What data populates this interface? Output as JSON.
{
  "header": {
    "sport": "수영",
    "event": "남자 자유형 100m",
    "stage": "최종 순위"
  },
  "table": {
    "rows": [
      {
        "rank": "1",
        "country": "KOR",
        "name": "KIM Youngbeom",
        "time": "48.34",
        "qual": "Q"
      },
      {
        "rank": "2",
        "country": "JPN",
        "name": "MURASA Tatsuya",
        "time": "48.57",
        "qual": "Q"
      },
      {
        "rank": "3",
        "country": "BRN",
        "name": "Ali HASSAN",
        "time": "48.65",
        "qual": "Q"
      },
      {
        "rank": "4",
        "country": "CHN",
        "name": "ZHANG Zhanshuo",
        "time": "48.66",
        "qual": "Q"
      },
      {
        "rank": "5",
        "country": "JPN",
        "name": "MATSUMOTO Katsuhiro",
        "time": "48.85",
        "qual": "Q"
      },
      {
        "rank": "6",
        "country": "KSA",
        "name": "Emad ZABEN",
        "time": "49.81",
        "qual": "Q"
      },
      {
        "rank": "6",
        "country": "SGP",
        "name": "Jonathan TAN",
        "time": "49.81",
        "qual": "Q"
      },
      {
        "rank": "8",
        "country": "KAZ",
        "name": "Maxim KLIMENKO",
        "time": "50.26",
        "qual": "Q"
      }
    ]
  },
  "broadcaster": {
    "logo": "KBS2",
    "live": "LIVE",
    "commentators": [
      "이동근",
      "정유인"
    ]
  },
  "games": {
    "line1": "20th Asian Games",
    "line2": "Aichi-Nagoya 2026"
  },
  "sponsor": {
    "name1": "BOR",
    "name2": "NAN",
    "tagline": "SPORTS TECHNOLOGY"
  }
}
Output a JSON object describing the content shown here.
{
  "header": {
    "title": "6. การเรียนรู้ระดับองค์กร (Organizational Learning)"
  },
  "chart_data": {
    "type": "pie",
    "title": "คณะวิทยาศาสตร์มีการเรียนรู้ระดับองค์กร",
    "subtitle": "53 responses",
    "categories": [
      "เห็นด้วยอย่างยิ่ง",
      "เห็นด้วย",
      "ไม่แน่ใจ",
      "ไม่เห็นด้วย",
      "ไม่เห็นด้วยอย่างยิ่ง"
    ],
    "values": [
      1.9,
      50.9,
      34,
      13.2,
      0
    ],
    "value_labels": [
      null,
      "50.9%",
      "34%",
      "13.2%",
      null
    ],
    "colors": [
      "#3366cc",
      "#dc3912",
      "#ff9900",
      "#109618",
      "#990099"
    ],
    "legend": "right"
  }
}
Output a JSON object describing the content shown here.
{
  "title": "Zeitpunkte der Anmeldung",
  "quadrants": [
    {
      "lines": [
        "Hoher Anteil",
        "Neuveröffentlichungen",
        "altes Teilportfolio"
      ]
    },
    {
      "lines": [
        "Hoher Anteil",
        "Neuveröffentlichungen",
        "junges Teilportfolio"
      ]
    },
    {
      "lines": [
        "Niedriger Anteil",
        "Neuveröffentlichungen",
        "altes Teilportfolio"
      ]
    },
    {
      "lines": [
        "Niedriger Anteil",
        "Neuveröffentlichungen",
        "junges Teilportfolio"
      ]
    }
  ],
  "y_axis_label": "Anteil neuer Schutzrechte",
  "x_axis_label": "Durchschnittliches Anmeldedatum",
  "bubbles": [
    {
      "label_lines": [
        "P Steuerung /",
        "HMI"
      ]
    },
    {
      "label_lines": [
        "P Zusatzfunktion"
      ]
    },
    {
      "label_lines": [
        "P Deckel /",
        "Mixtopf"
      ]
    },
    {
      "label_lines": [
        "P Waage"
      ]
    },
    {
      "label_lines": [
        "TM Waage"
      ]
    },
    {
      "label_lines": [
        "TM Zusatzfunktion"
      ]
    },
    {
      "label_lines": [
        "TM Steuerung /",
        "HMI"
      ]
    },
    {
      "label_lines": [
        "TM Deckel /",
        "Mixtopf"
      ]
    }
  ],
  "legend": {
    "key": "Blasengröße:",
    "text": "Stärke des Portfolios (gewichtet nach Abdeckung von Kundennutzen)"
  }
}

= = = = =

**Request:** From the listing above, find the number of lines with the word "time" in them. Answer with the number only.

**Output of the task:** 8